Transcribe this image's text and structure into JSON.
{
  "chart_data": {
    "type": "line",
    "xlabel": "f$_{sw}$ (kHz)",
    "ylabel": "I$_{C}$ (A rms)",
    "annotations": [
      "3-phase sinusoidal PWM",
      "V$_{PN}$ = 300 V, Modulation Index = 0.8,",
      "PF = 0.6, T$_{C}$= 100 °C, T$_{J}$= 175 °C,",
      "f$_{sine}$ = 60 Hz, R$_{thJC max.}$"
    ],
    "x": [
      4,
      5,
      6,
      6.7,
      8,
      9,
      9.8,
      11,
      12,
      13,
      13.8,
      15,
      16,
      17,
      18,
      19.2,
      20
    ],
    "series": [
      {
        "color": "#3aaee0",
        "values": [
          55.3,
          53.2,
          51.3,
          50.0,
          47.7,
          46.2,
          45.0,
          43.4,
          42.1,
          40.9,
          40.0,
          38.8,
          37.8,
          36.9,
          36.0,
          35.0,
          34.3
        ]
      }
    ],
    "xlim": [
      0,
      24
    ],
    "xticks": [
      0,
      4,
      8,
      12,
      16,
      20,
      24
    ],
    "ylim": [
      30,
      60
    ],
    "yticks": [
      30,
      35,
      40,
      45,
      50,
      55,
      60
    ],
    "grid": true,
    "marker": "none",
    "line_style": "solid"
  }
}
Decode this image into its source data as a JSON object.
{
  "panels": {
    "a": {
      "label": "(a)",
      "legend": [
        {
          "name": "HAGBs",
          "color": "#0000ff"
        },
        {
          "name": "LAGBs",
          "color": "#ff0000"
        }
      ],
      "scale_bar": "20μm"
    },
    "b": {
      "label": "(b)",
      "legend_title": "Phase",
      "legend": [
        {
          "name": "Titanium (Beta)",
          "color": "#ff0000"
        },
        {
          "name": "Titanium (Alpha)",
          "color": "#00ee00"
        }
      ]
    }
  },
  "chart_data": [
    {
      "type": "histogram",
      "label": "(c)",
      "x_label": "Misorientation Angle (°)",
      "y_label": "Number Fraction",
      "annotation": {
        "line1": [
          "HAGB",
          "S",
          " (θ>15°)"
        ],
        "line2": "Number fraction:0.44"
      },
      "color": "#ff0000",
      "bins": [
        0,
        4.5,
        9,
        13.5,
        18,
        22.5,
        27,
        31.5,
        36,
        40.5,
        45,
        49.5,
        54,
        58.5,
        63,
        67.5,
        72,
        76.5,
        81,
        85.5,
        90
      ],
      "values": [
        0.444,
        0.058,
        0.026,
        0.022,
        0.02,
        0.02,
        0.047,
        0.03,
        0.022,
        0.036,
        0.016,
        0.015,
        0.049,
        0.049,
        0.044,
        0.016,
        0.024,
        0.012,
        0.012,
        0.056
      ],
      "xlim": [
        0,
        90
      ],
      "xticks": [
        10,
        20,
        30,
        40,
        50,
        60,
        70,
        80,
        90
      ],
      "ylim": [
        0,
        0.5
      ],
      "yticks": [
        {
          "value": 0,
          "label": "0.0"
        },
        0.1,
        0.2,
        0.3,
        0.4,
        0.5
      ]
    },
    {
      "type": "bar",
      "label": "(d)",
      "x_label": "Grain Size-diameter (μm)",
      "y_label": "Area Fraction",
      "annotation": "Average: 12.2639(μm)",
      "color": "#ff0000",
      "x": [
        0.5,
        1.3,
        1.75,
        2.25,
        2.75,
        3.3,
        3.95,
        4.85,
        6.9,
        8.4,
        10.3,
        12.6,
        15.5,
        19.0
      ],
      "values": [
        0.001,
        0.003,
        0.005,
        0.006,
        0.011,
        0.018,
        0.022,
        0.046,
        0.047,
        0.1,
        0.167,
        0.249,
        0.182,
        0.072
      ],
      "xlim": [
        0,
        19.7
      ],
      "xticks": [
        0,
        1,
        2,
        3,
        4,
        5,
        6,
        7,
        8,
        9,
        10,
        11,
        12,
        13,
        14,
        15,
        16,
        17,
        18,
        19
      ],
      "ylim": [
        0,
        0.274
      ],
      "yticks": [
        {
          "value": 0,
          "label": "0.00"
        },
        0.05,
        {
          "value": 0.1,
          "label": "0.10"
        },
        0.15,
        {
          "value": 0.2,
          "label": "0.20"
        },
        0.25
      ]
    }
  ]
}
* * *
From the records above, please extract every line and repeat it exactly.

**Exercise response**
Transcribe this image's text and structure into JSON.
{
  "chart_data": {
    "type": "line",
    "xlabel": "f$_{sw}$ (kHz)",
    "ylabel": "I$_{C}$ (A rms)",
    "annotations": [
      "3-phase sinusoidal PWM",
      "V$_{PN}$ = 300 V, Modulation Index = 0.8,",
      "PF = 0.6, T$_{C}$= 100 °C, T$_{J}$= 175 °C,",
      "f$_{sine}$ = 60 Hz, R$_{thJC max.}$"
    ],
    "x": [
      4,
      5,
      6,
      6.7,
      8,
      9,
      9.8,
      11,
      12,
      13,
      13.8,
      15,
      16,
      17,
      18,
      19.2,
      20
    ],
    "series": [
      {
        "color": "#3aaee0",
        "values": [
          55.3,
          53.2,
          51.3,
          50.0,
          47.7,
          46.2,
          45.0,
          43.4,
          42.1,
          40.9,
          40.0,
          38.8,
          37.8,
          36.9,
          36.0,
          35.0,
          34.3
        ]
      }
    ],
    "xlim": [
      0,
      24
    ],
    "xticks": [
      0,
      4,
      8,
      12,
      16,
      20,
      24
    ],
    "ylim": [
      30,
      60
    ],
    "yticks": [
      30,
      35,
      40,
      45,
      50,
      55,
      60
    ],
    "grid": true,
    "marker": "none",
    "line_style": "solid"
  }
}
Decode this image into its source data as a JSON object.
{
  "panels": {
    "a": {
      "label": "(a)",
      "legend": [
        {
          "name": "HAGBs",
          "color": "#0000ff"
        },
        {
          "name": "LAGBs",
          "color": "#ff0000"
        }
      ],
      "scale_bar": "20μm"
    },
    "b": {
      "label": "(b)",
      "legend_title": "Phase",
      "legend": [
        {
          "name": "Titanium (Beta)",
          "color": "#ff0000"
        },
        {
          "name": "Titanium (Alpha)",
          "color": "#00ee00"
        }
      ]
    }
  },
  "chart_data": [
    {
      "type": "histogram",
      "label": "(c)",
      "x_label": "Misorientation Angle (°)",
      "y_label": "Number Fraction",
      "annotation": {
        "line1": [
          "HAGB",
          "S",
          " (θ>15°)"
        ],
        "line2": "Number fraction:0.44"
      },
      "color": "#ff0000",
      "bins": [
        0,
        4.5,
        9,
        13.5,
        18,
        22.5,
        27,
        31.5,
        36,
        40.5,
        45,
        49.5,
        54,
        58.5,
        63,
        67.5,
        72,
        76.5,
        81,
        85.5,
        90
      ],
      "values": [
        0.444,
        0.058,
        0.026,
        0.022,
        0.02,
        0.02,
        0.047,
        0.03,
        0.022,
        0.036,
        0.016,
        0.015,
        0.049,
        0.049,
        0.044,
        0.016,
        0.024,
        0.012,
        0.012,
        0.056
      ],
      "xlim": [
        0,
        90
      ],
      "xticks": [
        10,
        20,
        30,
        40,
        50,
        60,
        70,
        80,
        90
      ],
      "ylim": [
        0,
        0.5
      ],
      "yticks": [
        {
          "value": 0,
          "label": "0.0"
        },
        0.1,
        0.2,
        0.3,
        0.4,
        0.5
      ]
    },
    {
      "type": "bar",
      "label": "(d)",
      "x_label": "Grain Size-diameter (μm)",
      "y_label": "Area Fraction",
      "annotation": "Average: 12.2639(μm)",
      "color": "#ff0000",
      "x": [
        0.5,
        1.3,
        1.75,
        2.25,
        2.75,
        3.3,
        3.95,
        4.85,
        6.9,
        8.4,
        10.3,
        12.6,
        15.5,
        19.0
      ],
      "values": [
        0.001,
        0.003,
        0.005,
        0.006,
        0.011,
        0.018,
        0.022,
        0.046,
        0.047,
        0.1,
        0.167,
        0.249,
        0.182,
        0.072
      ],
      "xlim": [
        0,
        19.7
      ],
      "xticks": [
        0,
        1,
        2,
        3,
        4,
        5,
        6,
        7,
        8,
        9,
        10,
        11,
        12,
        13,
        14,
        15,
        16,
        17,
        18,
        19
      ],
      "ylim": [
        0,
        0.274
      ],
      "yticks": [
        {
          "value": 0,
          "label": "0.00"
        },
        0.05,
        {
          "value": 0.1,
          "label": "0.10"
        },
        0.15,
        {
          "value": 0.2,
          "label": "0.20"
        },
        0.25
      ]
    }
  ]
}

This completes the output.